[Figure record listings]
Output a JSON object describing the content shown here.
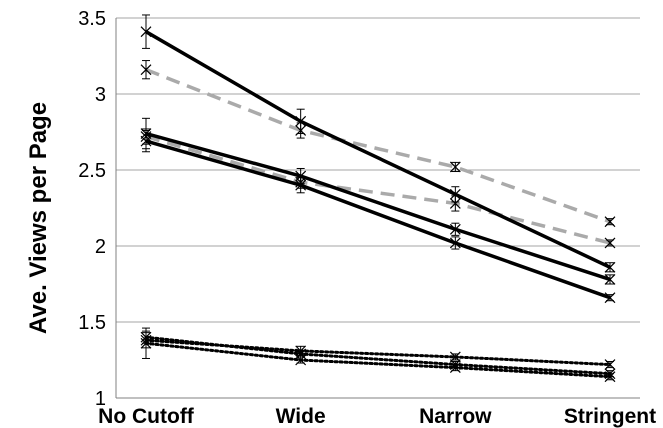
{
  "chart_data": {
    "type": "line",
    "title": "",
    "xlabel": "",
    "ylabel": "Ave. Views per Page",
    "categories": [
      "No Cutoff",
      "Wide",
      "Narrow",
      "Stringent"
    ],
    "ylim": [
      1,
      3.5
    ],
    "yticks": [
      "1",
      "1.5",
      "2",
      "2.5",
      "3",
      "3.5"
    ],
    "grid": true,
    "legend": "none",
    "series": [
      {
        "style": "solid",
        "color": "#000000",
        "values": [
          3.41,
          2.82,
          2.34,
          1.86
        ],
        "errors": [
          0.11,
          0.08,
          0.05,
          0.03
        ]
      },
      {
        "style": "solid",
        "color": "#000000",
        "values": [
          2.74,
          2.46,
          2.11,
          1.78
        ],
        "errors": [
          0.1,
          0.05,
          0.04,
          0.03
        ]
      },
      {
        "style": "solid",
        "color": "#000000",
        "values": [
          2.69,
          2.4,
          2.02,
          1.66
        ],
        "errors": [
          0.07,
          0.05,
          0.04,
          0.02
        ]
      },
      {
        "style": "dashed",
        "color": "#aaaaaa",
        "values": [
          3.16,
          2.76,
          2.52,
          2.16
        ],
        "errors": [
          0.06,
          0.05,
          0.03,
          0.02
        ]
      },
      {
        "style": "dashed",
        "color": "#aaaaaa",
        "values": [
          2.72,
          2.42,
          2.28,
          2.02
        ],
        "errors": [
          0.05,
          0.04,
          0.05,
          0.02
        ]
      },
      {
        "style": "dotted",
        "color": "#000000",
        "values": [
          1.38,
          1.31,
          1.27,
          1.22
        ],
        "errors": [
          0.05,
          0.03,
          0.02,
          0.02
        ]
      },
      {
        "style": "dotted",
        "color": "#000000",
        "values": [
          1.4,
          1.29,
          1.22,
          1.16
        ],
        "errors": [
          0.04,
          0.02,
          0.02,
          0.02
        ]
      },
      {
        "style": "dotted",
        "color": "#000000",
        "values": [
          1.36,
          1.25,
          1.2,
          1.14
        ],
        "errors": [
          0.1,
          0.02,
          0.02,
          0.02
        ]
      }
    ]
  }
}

CHALLENGE: Restate each line of the records exactly; pictures do not belong in the copy.

OUTPUT OF THE TASK:
Output a JSON object describing the content shown here.
{
  "chart_data": {
    "type": "line",
    "title": "",
    "xlabel": "",
    "ylabel": "Ave. Views per Page",
    "categories": [
      "No Cutoff",
      "Wide",
      "Narrow",
      "Stringent"
    ],
    "ylim": [
      1,
      3.5
    ],
    "yticks": [
      "1",
      "1.5",
      "2",
      "2.5",
      "3",
      "3.5"
    ],
    "grid": true,
    "legend": "none",
    "series": [
      {
        "style": "solid",
        "color": "#000000",
        "values": [
          3.41,
          2.82,
          2.34,
          1.86
        ],
        "errors": [
          0.11,
          0.08,
          0.05,
          0.03
        ]
      },
      {
        "style": "solid",
        "color": "#000000",
        "values": [
          2.74,
          2.46,
          2.11,
          1.78
        ],
        "errors": [
          0.1,
          0.05,
          0.04,
          0.03
        ]
      },
      {
        "style": "solid",
        "color": "#000000",
        "values": [
          2.69,
          2.4,
          2.02,
          1.66
        ],
        "errors": [
          0.07,
          0.05,
          0.04,
          0.02
        ]
      },
      {
        "style": "dashed",
        "color": "#aaaaaa",
        "values": [
          3.16,
          2.76,
          2.52,
          2.16
        ],
        "errors": [
          0.06,
          0.05,
          0.03,
          0.02
        ]
      },
      {
        "style": "dashed",
        "color": "#aaaaaa",
        "values": [
          2.72,
          2.42,
          2.28,
          2.02
        ],
        "errors": [
          0.05,
          0.04,
          0.05,
          0.02
        ]
      },
      {
        "style": "dotted",
        "color": "#000000",
        "values": [
          1.38,
          1.31,
          1.27,
          1.22
        ],
        "errors": [
          0.05,
          0.03,
          0.02,
          0.02
        ]
      },
      {
        "style": "dotted",
        "color": "#000000",
        "values": [
          1.4,
          1.29,
          1.22,
          1.16
        ],
        "errors": [
          0.04,
          0.02,
          0.02,
          0.02
        ]
      },
      {
        "style": "dotted",
        "color": "#000000",
        "values": [
          1.36,
          1.25,
          1.2,
          1.14
        ],
        "errors": [
          0.1,
          0.02,
          0.02,
          0.02
        ]
      }
    ]
  }
}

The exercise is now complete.